*Exercise details*
For every line in the records that has the word "Dhaka", make a copy.

*Dataset records*
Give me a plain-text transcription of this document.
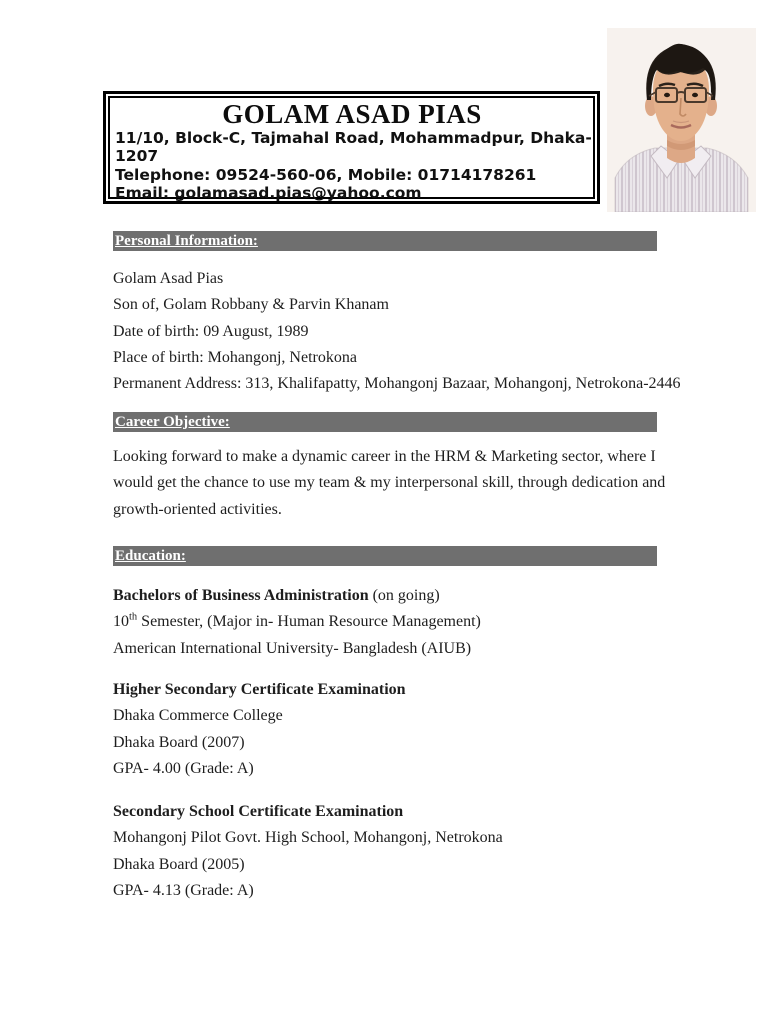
GOLAM ASAD PIAS
11/10, Block-C, Tajmahal Road, Mohammadpur, Dhaka-
1207
Telephone: 09524-560-06, Mobile: 01714178261
Email: golamasad.pias@yahoo.com
Personal Information:
Golam Asad Pias
Son of, Golam Robbany & Parvin Khanam
Date of birth: 09 August, 1989
Place of birth: Mohangonj, Netrokona
Permanent Address: 313, Khalifapatty, Mohangonj Bazaar, Mohangonj, Netrokona-2446
Career Objective:
Looking forward to make a dynamic career in the HRM & Marketing sector, where I
would get the chance to use my team & my interpersonal skill, through dedication and
growth-oriented activities.
Education:
Bachelors of Business Administration (on going)
10th Semester, (Major in- Human Resource Management)
American International University- Bangladesh (AIUB)
Higher Secondary Certificate Examination
Dhaka Commerce College
Dhaka Board (2007)
GPA- 4.00 (Grade: A)
Secondary School Certificate Examination
Mohangonj Pilot Govt. High School, Mohangonj, Netrokona
Dhaka Board (2005)
GPA- 4.13 (Grade: A)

*The response*
11/10, Block-C, Tajmahal Road, Mohammadpur, Dhaka-
Dhaka Commerce College
Dhaka Board (2007)
Dhaka Board (2005)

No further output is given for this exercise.